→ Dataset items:
##############################

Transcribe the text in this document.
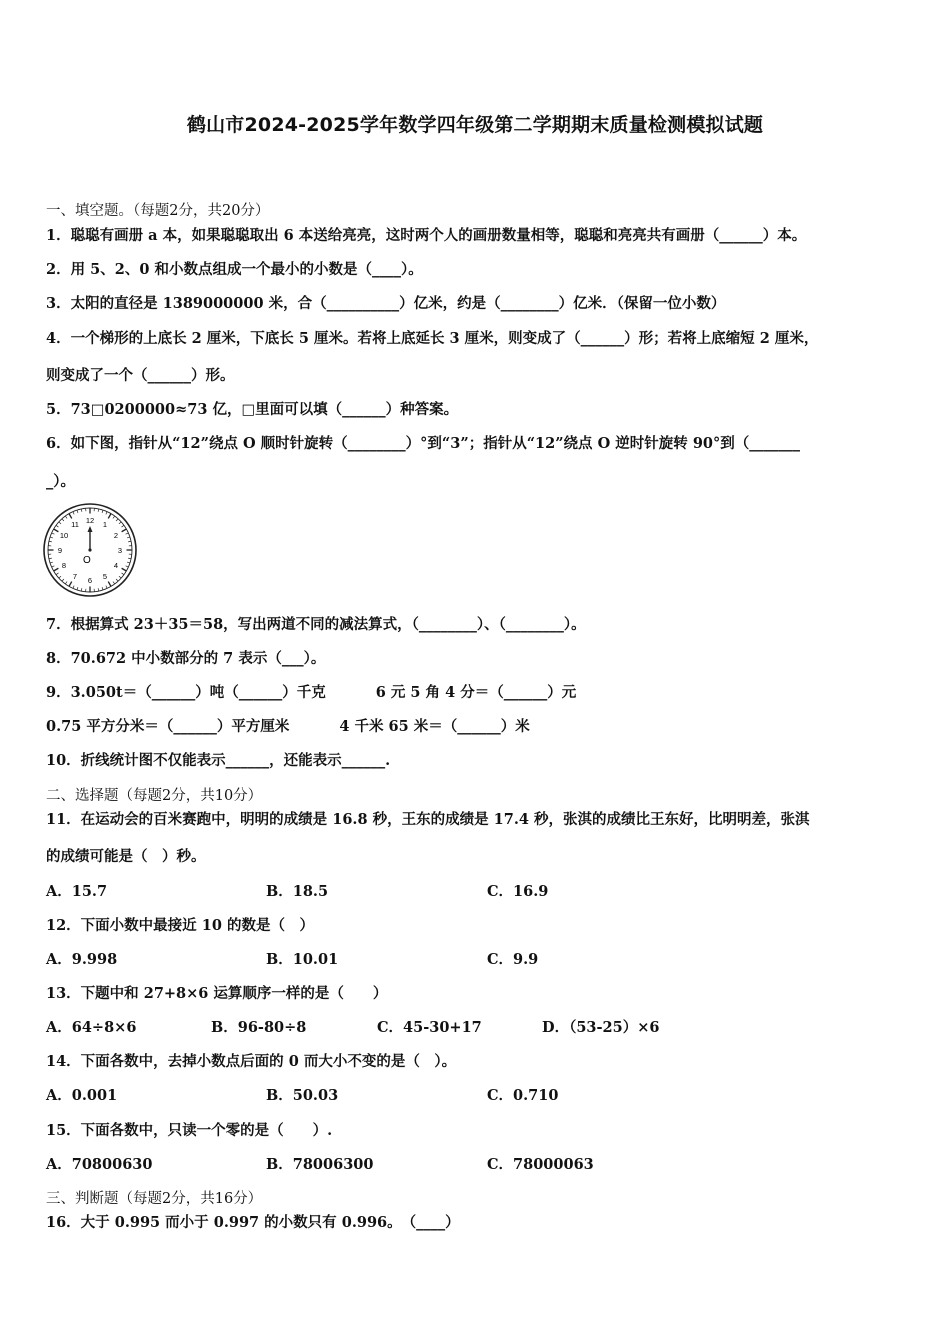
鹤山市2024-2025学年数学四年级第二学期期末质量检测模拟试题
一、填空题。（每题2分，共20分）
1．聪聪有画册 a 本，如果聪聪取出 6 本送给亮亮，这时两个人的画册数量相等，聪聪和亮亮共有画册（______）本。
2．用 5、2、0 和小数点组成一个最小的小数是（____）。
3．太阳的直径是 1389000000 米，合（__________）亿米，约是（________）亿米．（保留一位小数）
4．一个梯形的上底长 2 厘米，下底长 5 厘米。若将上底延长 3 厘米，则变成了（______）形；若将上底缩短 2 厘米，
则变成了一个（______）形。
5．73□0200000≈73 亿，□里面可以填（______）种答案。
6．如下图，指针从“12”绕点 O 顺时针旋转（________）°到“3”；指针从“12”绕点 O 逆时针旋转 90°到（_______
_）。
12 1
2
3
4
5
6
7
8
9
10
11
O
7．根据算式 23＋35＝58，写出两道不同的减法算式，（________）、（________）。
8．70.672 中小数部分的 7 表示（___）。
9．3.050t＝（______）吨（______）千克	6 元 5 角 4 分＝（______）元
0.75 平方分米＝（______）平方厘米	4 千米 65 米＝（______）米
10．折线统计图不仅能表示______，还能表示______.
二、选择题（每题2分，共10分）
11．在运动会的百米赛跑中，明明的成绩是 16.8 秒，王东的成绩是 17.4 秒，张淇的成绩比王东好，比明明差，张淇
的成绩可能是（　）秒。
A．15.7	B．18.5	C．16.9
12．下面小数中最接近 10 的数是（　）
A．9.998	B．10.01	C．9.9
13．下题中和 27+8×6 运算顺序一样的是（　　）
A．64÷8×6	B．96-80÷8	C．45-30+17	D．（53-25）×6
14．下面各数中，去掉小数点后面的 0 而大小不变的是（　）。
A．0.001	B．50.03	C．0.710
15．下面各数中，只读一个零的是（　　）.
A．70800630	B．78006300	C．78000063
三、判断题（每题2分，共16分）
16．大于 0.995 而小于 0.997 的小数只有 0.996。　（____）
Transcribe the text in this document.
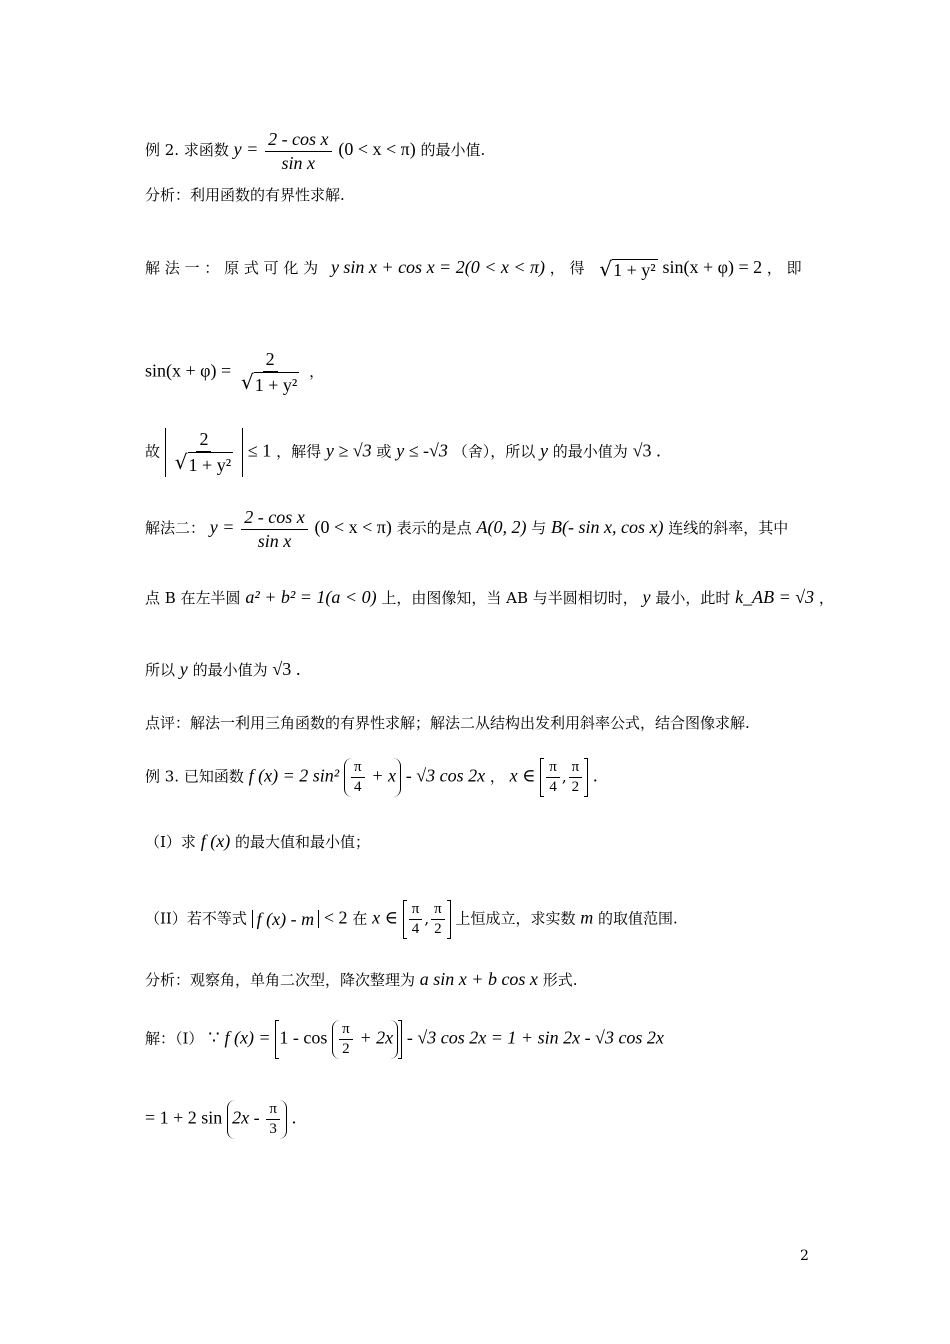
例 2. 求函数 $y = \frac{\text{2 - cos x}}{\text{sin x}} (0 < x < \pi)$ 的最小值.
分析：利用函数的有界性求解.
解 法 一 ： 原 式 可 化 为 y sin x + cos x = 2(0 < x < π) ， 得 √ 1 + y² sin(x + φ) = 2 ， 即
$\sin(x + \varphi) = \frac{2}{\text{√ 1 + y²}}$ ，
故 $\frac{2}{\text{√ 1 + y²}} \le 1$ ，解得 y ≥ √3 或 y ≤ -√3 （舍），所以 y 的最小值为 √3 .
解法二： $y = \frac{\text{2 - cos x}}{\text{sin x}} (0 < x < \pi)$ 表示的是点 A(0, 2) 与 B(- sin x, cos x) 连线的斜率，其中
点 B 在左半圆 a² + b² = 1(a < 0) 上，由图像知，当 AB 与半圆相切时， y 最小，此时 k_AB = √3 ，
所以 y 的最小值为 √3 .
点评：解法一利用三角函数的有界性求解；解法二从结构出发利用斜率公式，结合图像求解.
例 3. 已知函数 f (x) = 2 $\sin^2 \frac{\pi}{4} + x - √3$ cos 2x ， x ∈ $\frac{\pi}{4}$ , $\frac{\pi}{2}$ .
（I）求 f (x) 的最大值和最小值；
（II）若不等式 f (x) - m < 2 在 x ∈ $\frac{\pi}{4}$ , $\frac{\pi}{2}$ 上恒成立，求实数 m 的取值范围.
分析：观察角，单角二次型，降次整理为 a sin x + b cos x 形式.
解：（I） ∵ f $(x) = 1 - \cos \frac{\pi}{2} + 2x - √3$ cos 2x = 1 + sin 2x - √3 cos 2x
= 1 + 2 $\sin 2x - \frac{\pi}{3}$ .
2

##############################

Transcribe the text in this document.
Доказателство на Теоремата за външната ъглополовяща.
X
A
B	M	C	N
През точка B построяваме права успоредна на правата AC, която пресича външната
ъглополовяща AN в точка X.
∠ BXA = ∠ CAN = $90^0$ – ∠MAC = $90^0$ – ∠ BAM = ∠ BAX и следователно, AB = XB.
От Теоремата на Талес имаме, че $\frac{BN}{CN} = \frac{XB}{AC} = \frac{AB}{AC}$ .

##############################

→ Exercise prompt: Scan the listing above. Gather each line that contains the word "ъглополовяща".

→ Task solution:
Доказателство на Теоремата за външната ъглополовяща.
ъглополовяща AN в точка X.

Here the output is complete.